Problem to work on:
Take the material and output all of it exactly.

[Data extract start]

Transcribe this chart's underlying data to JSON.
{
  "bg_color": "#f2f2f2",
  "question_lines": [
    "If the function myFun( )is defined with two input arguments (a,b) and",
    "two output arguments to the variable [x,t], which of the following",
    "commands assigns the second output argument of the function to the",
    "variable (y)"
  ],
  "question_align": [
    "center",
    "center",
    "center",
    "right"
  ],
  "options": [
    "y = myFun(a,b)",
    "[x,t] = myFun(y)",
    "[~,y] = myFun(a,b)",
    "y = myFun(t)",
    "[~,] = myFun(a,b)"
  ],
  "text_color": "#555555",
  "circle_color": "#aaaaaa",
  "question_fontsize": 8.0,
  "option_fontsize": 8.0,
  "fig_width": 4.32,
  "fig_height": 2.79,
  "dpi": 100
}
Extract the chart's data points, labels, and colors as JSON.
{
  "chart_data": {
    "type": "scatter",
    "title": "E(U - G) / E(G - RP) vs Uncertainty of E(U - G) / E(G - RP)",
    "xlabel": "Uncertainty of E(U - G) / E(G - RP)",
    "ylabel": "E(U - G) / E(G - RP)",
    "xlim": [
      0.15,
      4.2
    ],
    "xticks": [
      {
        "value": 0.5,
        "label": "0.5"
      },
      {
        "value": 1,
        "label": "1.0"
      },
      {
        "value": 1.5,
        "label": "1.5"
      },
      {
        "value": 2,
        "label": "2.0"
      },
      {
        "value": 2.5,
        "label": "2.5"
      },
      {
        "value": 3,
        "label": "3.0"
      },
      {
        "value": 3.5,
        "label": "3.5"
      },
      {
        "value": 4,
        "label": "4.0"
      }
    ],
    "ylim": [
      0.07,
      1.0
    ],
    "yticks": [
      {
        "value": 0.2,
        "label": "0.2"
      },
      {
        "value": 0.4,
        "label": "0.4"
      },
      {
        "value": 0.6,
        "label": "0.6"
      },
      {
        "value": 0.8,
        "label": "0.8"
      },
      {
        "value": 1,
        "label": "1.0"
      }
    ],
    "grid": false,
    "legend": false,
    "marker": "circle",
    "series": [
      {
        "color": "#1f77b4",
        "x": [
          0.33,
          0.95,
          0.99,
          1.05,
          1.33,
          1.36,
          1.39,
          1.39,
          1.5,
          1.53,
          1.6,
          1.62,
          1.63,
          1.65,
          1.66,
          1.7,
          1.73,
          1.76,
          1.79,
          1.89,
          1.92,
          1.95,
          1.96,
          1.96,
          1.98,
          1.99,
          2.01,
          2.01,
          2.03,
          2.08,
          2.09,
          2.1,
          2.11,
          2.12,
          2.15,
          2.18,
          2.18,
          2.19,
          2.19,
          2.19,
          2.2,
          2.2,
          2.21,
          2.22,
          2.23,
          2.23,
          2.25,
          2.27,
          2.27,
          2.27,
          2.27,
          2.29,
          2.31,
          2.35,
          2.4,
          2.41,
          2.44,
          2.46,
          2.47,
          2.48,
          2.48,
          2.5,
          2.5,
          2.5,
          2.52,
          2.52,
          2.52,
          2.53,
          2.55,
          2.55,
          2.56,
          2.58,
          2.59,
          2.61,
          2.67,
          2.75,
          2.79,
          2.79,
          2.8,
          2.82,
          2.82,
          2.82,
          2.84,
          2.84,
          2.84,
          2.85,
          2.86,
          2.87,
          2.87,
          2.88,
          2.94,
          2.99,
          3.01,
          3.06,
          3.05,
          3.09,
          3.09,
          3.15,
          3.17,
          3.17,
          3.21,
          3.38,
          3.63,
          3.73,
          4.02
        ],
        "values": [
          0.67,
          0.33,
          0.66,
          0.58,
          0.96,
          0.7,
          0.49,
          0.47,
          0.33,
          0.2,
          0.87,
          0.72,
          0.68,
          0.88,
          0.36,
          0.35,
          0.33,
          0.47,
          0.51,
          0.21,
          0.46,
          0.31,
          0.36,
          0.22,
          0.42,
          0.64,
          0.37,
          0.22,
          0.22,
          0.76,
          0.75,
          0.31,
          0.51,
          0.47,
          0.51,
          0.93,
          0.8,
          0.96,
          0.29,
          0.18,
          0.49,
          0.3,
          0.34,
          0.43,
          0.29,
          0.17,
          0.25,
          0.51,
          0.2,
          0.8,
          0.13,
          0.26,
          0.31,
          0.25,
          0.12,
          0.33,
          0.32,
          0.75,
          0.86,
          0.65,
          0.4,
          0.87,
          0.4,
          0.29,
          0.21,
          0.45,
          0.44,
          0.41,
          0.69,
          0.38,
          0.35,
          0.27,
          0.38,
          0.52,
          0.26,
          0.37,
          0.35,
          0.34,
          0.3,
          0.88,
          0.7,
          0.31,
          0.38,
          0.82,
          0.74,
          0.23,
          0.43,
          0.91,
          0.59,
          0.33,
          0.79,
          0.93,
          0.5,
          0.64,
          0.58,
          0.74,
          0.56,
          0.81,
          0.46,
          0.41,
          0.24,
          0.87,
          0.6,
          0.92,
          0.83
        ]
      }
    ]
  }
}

[Data extract end]

Solution to this task:
Transcribe this chart's underlying data to JSON.
{
  "bg_color": "#f2f2f2",
  "question_lines": [
    "If the function myFun( )is defined with two input arguments (a,b) and",
    "two output arguments to the variable [x,t], which of the following",
    "commands assigns the second output argument of the function to the",
    "variable (y)"
  ],
  "question_align": [
    "center",
    "center",
    "center",
    "right"
  ],
  "options": [
    "y = myFun(a,b)",
    "[x,t] = myFun(y)",
    "[~,y] = myFun(a,b)",
    "y = myFun(t)",
    "[~,] = myFun(a,b)"
  ],
  "text_color": "#555555",
  "circle_color": "#aaaaaa",
  "question_fontsize": 8.0,
  "option_fontsize": 8.0,
  "fig_width": 4.32,
  "fig_height": 2.79,
  "dpi": 100
}
Extract the chart's data points, labels, and colors as JSON.
{
  "chart_data": {
    "type": "scatter",
    "title": "E(U - G) / E(G - RP) vs Uncertainty of E(U - G) / E(G - RP)",
    "xlabel": "Uncertainty of E(U - G) / E(G - RP)",
    "ylabel": "E(U - G) / E(G - RP)",
    "xlim": [
      0.15,
      4.2
    ],
    "xticks": [
      {
        "value": 0.5,
        "label": "0.5"
      },
      {
        "value": 1,
        "label": "1.0"
      },
      {
        "value": 1.5,
        "label": "1.5"
      },
      {
        "value": 2,
        "label": "2.0"
      },
      {
        "value": 2.5,
        "label": "2.5"
      },
      {
        "value": 3,
        "label": "3.0"
      },
      {
        "value": 3.5,
        "label": "3.5"
      },
      {
        "value": 4,
        "label": "4.0"
      }
    ],
    "ylim": [
      0.07,
      1.0
    ],
    "yticks": [
      {
        "value": 0.2,
        "label": "0.2"
      },
      {
        "value": 0.4,
        "label": "0.4"
      },
      {
        "value": 0.6,
        "label": "0.6"
      },
      {
        "value": 0.8,
        "label": "0.8"
      },
      {
        "value": 1,
        "label": "1.0"
      }
    ],
    "grid": false,
    "legend": false,
    "marker": "circle",
    "series": [
      {
        "color": "#1f77b4",
        "x": [
          0.33,
          0.95,
          0.99,
          1.05,
          1.33,
          1.36,
          1.39,
          1.39,
          1.5,
          1.53,
          1.6,
          1.62,
          1.63,
          1.65,
          1.66,
          1.7,
          1.73,
          1.76,
          1.79,
          1.89,
          1.92,
          1.95,
          1.96,
          1.96,
          1.98,
          1.99,
          2.01,
          2.01,
          2.03,
          2.08,
          2.09,
          2.1,
          2.11,
          2.12,
          2.15,
          2.18,
          2.18,
          2.19,
          2.19,
          2.19,
          2.2,
          2.2,
          2.21,
          2.22,
          2.23,
          2.23,
          2.25,
          2.27,
          2.27,
          2.27,
          2.27,
          2.29,
          2.31,
          2.35,
          2.4,
          2.41,
          2.44,
          2.46,
          2.47,
          2.48,
          2.48,
          2.5,
          2.5,
          2.5,
          2.52,
          2.52,
          2.52,
          2.53,
          2.55,
          2.55,
          2.56,
          2.58,
          2.59,
          2.61,
          2.67,
          2.75,
          2.79,
          2.79,
          2.8,
          2.82,
          2.82,
          2.82,
          2.84,
          2.84,
          2.84,
          2.85,
          2.86,
          2.87,
          2.87,
          2.88,
          2.94,
          2.99,
          3.01,
          3.06,
          3.05,
          3.09,
          3.09,
          3.15,
          3.17,
          3.17,
          3.21,
          3.38,
          3.63,
          3.73,
          4.02
        ],
        "values": [
          0.67,
          0.33,
          0.66,
          0.58,
          0.96,
          0.7,
          0.49,
          0.47,
          0.33,
          0.2,
          0.87,
          0.72,
          0.68,
          0.88,
          0.36,
          0.35,
          0.33,
          0.47,
          0.51,
          0.21,
          0.46,
          0.31,
          0.36,
          0.22,
          0.42,
          0.64,
          0.37,
          0.22,
          0.22,
          0.76,
          0.75,
          0.31,
          0.51,
          0.47,
          0.51,
          0.93,
          0.8,
          0.96,
          0.29,
          0.18,
          0.49,
          0.3,
          0.34,
          0.43,
          0.29,
          0.17,
          0.25,
          0.51,
          0.2,
          0.8,
          0.13,
          0.26,
          0.31,
          0.25,
          0.12,
          0.33,
          0.32,
          0.75,
          0.86,
          0.65,
          0.4,
          0.87,
          0.4,
          0.29,
          0.21,
          0.45,
          0.44,
          0.41,
          0.69,
          0.38,
          0.35,
          0.27,
          0.38,
          0.52,
          0.26,
          0.37,
          0.35,
          0.34,
          0.3,
          0.88,
          0.7,
          0.31,
          0.38,
          0.82,
          0.74,
          0.23,
          0.43,
          0.91,
          0.59,
          0.33,
          0.79,
          0.93,
          0.5,
          0.64,
          0.58,
          0.74,
          0.56,
          0.81,
          0.46,
          0.41,
          0.24,
          0.87,
          0.6,
          0.92,
          0.83
        ]
      }
    ]
  }
}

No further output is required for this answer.